## begin

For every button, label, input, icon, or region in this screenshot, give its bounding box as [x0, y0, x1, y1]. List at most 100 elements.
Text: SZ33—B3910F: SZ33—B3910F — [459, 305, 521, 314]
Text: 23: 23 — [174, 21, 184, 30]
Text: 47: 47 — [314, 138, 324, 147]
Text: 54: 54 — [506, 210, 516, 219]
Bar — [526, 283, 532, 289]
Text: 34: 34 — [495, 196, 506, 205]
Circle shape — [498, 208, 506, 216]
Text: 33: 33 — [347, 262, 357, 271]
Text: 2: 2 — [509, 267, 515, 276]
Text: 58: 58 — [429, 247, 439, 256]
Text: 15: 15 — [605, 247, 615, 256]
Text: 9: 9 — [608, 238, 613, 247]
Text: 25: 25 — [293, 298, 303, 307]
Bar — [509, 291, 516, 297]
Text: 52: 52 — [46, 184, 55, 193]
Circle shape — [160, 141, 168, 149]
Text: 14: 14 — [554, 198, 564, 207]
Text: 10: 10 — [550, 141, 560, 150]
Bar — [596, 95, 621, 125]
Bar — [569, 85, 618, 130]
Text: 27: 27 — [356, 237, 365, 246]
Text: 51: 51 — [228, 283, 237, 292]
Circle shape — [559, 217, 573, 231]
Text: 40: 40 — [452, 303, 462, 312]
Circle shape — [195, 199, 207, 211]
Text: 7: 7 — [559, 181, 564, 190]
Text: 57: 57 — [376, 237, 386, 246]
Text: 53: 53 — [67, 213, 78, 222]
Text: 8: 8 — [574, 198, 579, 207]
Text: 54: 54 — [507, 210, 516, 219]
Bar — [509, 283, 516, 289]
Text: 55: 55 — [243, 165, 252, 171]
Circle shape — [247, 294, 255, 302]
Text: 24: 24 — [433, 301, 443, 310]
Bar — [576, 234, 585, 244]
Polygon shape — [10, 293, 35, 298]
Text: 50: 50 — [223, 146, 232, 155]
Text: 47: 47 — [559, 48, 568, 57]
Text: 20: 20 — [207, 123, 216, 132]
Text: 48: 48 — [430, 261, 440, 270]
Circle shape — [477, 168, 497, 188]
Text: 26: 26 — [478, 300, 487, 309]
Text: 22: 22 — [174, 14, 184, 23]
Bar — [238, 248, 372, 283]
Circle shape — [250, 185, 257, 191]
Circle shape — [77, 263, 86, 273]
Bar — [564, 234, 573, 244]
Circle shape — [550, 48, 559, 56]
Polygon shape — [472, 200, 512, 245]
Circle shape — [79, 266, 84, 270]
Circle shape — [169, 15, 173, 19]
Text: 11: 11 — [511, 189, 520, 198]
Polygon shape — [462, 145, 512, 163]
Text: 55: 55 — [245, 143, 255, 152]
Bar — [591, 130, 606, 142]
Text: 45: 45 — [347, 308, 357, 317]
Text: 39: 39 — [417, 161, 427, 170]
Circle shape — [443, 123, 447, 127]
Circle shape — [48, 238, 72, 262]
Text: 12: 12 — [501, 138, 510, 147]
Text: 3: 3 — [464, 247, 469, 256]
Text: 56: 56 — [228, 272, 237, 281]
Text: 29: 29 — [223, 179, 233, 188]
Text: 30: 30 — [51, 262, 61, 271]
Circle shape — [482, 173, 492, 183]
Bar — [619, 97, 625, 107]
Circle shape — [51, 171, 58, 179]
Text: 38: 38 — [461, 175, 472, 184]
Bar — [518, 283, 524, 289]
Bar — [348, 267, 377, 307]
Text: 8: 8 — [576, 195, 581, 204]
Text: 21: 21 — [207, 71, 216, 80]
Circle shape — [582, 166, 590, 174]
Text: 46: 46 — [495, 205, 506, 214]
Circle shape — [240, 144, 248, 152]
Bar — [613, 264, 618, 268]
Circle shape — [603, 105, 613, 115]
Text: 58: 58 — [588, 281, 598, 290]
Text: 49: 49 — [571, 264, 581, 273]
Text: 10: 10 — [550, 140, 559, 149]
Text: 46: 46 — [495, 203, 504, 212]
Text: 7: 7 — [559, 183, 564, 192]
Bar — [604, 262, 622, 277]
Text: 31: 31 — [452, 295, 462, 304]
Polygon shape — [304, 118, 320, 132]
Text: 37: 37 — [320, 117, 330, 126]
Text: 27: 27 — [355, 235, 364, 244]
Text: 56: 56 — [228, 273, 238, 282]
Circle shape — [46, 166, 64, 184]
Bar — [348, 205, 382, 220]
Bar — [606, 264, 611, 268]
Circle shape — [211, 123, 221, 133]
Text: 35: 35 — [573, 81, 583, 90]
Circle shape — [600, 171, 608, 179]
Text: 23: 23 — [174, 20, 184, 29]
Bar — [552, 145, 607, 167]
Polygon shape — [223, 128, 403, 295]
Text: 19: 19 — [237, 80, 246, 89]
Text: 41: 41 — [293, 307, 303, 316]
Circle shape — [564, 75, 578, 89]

## end

◆ Problem to solve ◆
Print all of the material above again, line for line, with no changes.

◆ Exercise solution ◆
For every button, label, input, icon, or region in this screenshot, give its bounding box as [x0, y0, x1, y1]. List at most 100 elements.
Text: SZ33—B3910F: SZ33—B3910F — [459, 305, 521, 314]
Text: 23: 23 — [174, 21, 184, 30]
Text: 47: 47 — [314, 138, 324, 147]
Text: 54: 54 — [506, 210, 516, 219]
Bar — [526, 283, 532, 289]
Text: 34: 34 — [495, 196, 506, 205]
Circle shape — [498, 208, 506, 216]
Text: 33: 33 — [347, 262, 357, 271]
Text: 2: 2 — [509, 267, 515, 276]
Text: 58: 58 — [429, 247, 439, 256]
Text: 15: 15 — [605, 247, 615, 256]
Text: 9: 9 — [608, 238, 613, 247]
Text: 25: 25 — [293, 298, 303, 307]
Bar — [509, 291, 516, 297]
Text: 52: 52 — [46, 184, 55, 193]
Circle shape — [160, 141, 168, 149]
Text: 14: 14 — [554, 198, 564, 207]
Text: 10: 10 — [550, 141, 560, 150]
Bar — [596, 95, 621, 125]
Bar — [569, 85, 618, 130]
Text: 27: 27 — [356, 237, 365, 246]
Text: 51: 51 — [228, 283, 237, 292]
Circle shape — [559, 217, 573, 231]
Text: 40: 40 — [452, 303, 462, 312]
Circle shape — [195, 199, 207, 211]
Text: 7: 7 — [559, 181, 564, 190]
Text: 57: 57 — [376, 237, 386, 246]
Text: 53: 53 — [67, 213, 78, 222]
Text: 8: 8 — [574, 198, 579, 207]
Text: 54: 54 — [507, 210, 516, 219]
Bar — [509, 283, 516, 289]
Text: 55: 55 — [243, 165, 252, 171]
Circle shape — [247, 294, 255, 302]
Text: 24: 24 — [433, 301, 443, 310]
Bar — [576, 234, 585, 244]
Polygon shape — [10, 293, 35, 298]
Text: 50: 50 — [223, 146, 232, 155]
Text: 47: 47 — [559, 48, 568, 57]
Text: 20: 20 — [207, 123, 216, 132]
Text: 48: 48 — [430, 261, 440, 270]
Circle shape — [477, 168, 497, 188]
Text: 26: 26 — [478, 300, 487, 309]
Text: 22: 22 — [174, 14, 184, 23]
Bar — [238, 248, 372, 283]
Circle shape — [250, 185, 257, 191]
Circle shape — [77, 263, 86, 273]
Bar — [564, 234, 573, 244]
Circle shape — [550, 48, 559, 56]
Polygon shape — [472, 200, 512, 245]
Circle shape — [79, 266, 84, 270]
Circle shape — [169, 15, 173, 19]
Text: 11: 11 — [511, 189, 520, 198]
Polygon shape — [462, 145, 512, 163]
Text: 55: 55 — [245, 143, 255, 152]
Bar — [591, 130, 606, 142]
Text: 45: 45 — [347, 308, 357, 317]
Text: 39: 39 — [417, 161, 427, 170]
Circle shape — [443, 123, 447, 127]
Circle shape — [48, 238, 72, 262]
Text: 12: 12 — [501, 138, 510, 147]
Text: 3: 3 — [464, 247, 469, 256]
Text: 56: 56 — [228, 272, 237, 281]
Text: 29: 29 — [223, 179, 233, 188]
Text: 30: 30 — [51, 262, 61, 271]
Circle shape — [482, 173, 492, 183]
Bar — [619, 97, 625, 107]
Circle shape — [51, 171, 58, 179]
Text: 38: 38 — [461, 175, 472, 184]
Bar — [518, 283, 524, 289]
Bar — [348, 267, 377, 307]
Text: 8: 8 — [576, 195, 581, 204]
Text: 21: 21 — [207, 71, 216, 80]
Circle shape — [582, 166, 590, 174]
Text: 46: 46 — [495, 205, 506, 214]
Circle shape — [240, 144, 248, 152]
Bar — [613, 264, 618, 268]
Circle shape — [603, 105, 613, 115]
Text: 58: 58 — [588, 281, 598, 290]
Text: 49: 49 — [571, 264, 581, 273]
Text: 10: 10 — [550, 140, 559, 149]
Text: 46: 46 — [495, 203, 504, 212]
Text: 7: 7 — [559, 183, 564, 192]
Bar — [604, 262, 622, 277]
Text: 31: 31 — [452, 295, 462, 304]
Polygon shape — [304, 118, 320, 132]
Text: 37: 37 — [320, 117, 330, 126]
Text: 27: 27 — [355, 235, 364, 244]
Text: 56: 56 — [228, 273, 238, 282]
Circle shape — [46, 166, 64, 184]
Bar — [348, 205, 382, 220]
Bar — [606, 264, 611, 268]
Circle shape — [211, 123, 221, 133]
Text: 35: 35 — [573, 81, 583, 90]
Circle shape — [600, 171, 608, 179]
Text: 23: 23 — [174, 20, 184, 29]
Bar — [552, 145, 607, 167]
Polygon shape — [223, 128, 403, 295]
Text: 19: 19 — [237, 80, 246, 89]
Text: 41: 41 — [293, 307, 303, 316]
Circle shape — [564, 75, 578, 89]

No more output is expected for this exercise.